> _OBJECTIVE_: Transcribe every entry word for word. Skip the pictures.

───── DATA RECORDS ─────

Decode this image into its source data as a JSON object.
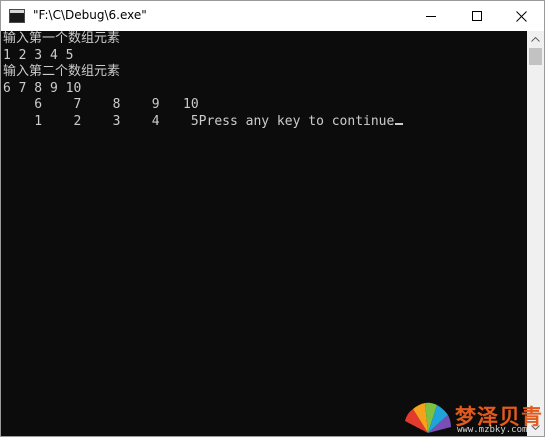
{
  "window": {
    "title": "\"F:\\C\\Debug\\6.exe\""
  },
  "console": {
    "lines": [
      "输入第一个数组元素",
      "1 2 3 4 5",
      "输入第二个数组元素",
      "6 7 8 9 10",
      "    6    7    8    9   10",
      "    1    2    3    4    5Press any key to continue"
    ]
  },
  "watermark": {
    "brand": "梦泽贝青",
    "url": "www.mzbky.com"
  },
  "icons": {
    "app": "console-app-icon",
    "minimize": "minimize-icon",
    "maximize": "maximize-icon",
    "close": "close-icon",
    "scroll_up": "arrow-up-icon",
    "scroll_down": "arrow-down-icon",
    "logo": "fan-logo-icon"
  },
  "colors": {
    "console_bg": "#0c0c0c",
    "console_fg": "#cccccc",
    "brand": "#e25a1c"
  }
}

─────

> _REPLY_:
Decode this image into its source data as a JSON object.
{
  "window": {
    "title": "\"F:\\C\\Debug\\6.exe\""
  },
  "console": {
    "lines": [
      "输入第一个数组元素",
      "1 2 3 4 5",
      "输入第二个数组元素",
      "6 7 8 9 10",
      "    6    7    8    9   10",
      "    1    2    3    4    5Press any key to continue"
    ]
  },
  "watermark": {
    "brand": "梦泽贝青",
    "url": "www.mzbky.com"
  },
  "icons": {
    "app": "console-app-icon",
    "minimize": "minimize-icon",
    "maximize": "maximize-icon",
    "close": "close-icon",
    "scroll_up": "arrow-up-icon",
    "scroll_down": "arrow-down-icon",
    "logo": "fan-logo-icon"
  },
  "colors": {
    "console_bg": "#0c0c0c",
    "console_fg": "#cccccc",
    "brand": "#e25a1c"
  }
}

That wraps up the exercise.